[What is expected] Pull out every line from the listing that has the word "this".

[Information shown]
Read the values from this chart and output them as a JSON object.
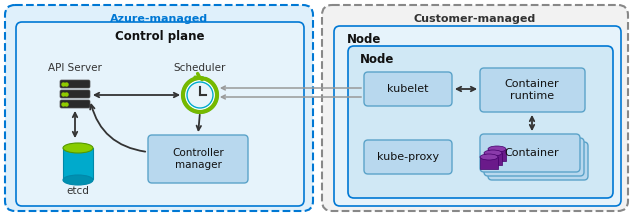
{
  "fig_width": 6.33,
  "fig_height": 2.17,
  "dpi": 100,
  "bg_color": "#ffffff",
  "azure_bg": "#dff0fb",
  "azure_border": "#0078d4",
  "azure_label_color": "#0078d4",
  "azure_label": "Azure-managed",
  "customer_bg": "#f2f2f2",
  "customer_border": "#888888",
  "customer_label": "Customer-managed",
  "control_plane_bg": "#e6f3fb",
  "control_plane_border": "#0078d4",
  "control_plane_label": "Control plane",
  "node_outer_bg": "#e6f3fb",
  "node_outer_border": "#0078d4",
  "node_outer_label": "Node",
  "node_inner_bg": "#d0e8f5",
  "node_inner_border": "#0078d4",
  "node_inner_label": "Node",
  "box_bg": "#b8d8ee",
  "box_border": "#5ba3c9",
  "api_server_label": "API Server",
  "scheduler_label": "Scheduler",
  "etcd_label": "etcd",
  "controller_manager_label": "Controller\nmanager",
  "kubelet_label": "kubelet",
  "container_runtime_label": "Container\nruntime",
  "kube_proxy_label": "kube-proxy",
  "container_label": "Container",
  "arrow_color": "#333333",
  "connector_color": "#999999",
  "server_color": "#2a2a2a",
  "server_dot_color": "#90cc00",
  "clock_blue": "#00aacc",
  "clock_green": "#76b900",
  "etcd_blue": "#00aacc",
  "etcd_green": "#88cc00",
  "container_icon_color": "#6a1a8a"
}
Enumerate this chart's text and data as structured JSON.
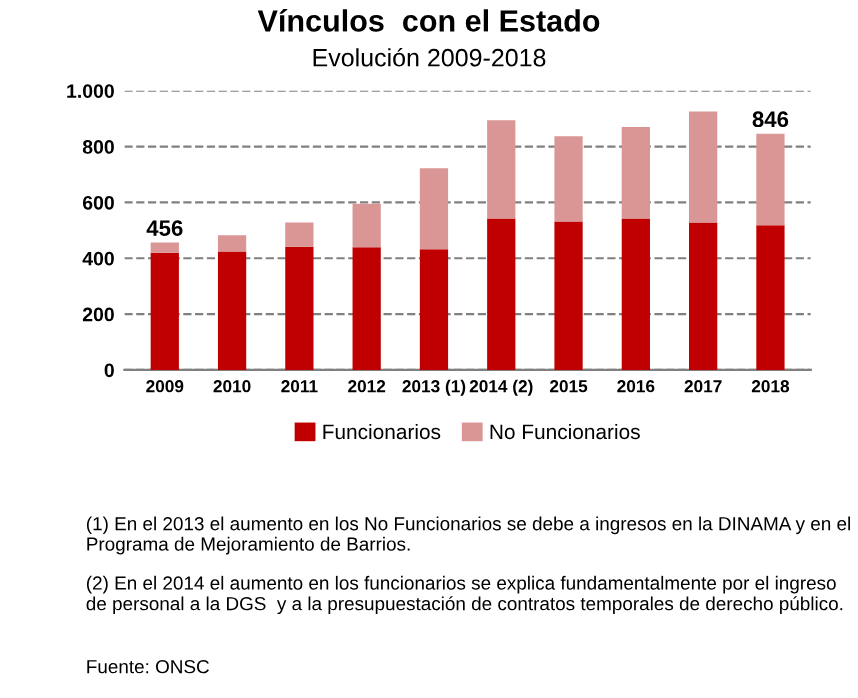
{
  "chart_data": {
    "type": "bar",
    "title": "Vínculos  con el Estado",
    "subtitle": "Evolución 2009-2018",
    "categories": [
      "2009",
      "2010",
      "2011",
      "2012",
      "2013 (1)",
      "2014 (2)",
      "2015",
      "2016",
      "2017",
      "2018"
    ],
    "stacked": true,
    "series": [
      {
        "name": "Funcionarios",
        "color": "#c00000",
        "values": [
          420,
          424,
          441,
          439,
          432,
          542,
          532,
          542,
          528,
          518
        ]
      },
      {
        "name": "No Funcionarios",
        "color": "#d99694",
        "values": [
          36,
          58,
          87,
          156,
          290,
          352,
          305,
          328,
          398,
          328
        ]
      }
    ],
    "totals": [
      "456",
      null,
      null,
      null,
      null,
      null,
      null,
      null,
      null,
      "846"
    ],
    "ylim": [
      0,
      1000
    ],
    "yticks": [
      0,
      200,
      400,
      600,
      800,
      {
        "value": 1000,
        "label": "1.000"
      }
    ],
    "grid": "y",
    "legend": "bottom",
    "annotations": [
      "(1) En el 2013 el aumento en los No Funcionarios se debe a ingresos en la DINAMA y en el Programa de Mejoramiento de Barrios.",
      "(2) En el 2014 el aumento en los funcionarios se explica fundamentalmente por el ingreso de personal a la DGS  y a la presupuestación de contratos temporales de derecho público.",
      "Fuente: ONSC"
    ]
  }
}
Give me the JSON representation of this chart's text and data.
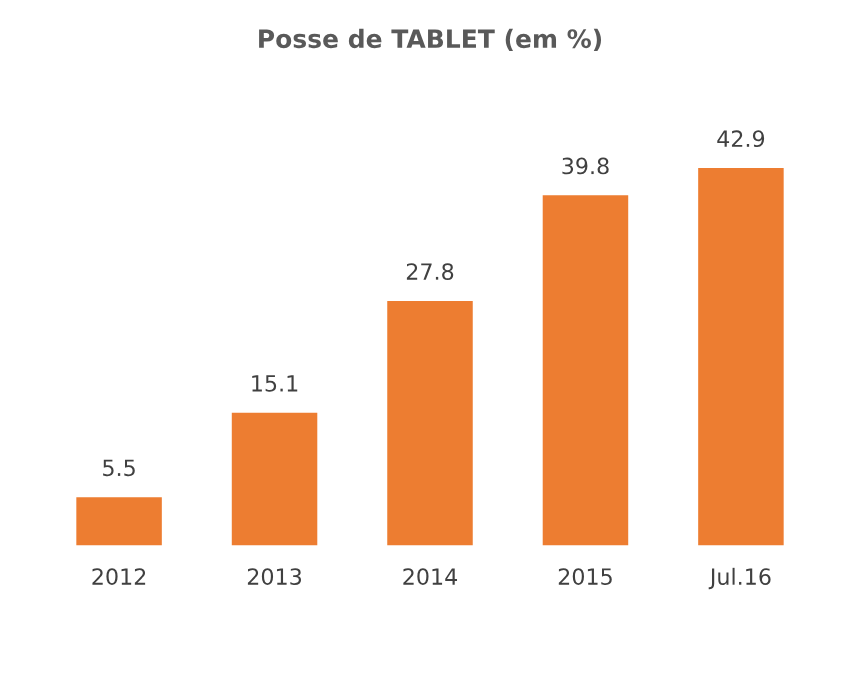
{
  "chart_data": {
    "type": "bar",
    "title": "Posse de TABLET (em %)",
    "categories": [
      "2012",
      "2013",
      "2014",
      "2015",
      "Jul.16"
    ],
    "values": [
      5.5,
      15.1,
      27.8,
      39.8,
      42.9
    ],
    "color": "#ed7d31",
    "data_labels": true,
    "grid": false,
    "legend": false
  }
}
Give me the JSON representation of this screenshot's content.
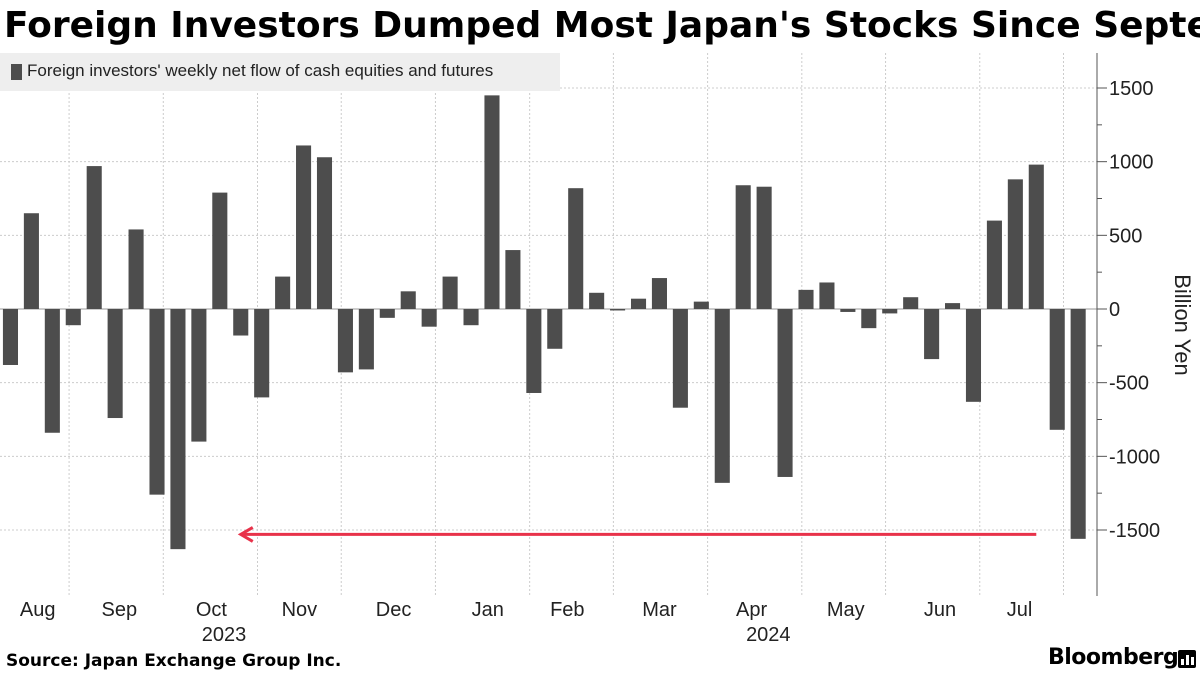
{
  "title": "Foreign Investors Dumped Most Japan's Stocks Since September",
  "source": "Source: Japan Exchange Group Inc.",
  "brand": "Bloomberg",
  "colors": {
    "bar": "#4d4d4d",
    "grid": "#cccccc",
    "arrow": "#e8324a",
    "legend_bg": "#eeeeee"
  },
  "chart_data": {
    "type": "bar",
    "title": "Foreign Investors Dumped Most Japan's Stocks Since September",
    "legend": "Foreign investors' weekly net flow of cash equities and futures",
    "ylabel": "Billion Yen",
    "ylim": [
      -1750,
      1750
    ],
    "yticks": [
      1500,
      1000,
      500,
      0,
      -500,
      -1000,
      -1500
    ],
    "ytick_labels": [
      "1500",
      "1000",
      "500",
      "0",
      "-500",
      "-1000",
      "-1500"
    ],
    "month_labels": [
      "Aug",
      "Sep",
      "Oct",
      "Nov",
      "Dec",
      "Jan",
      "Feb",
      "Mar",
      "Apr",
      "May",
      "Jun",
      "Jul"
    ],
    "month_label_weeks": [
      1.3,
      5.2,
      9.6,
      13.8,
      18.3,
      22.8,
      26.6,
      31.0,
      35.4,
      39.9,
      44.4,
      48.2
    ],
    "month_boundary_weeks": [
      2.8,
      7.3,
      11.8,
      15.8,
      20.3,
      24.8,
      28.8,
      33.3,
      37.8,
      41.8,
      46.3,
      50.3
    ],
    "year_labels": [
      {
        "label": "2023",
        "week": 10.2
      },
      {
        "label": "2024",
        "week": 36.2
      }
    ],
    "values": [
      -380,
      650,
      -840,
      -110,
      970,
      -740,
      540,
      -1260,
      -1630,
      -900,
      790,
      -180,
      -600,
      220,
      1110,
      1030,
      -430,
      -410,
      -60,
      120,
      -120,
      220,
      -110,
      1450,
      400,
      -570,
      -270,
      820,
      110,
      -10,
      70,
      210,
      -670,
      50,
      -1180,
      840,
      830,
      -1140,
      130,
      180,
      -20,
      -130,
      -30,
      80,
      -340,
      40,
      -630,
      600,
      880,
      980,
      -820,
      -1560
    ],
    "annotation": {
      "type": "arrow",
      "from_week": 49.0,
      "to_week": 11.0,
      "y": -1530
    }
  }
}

[Correct output]
Read the values from this chart and output them as a JSON object.
Enumerate this chart's text and data as structured JSON.
Give me the JSON representation of this chart's text and data.
Give me the JSON representation of this screenshot's content.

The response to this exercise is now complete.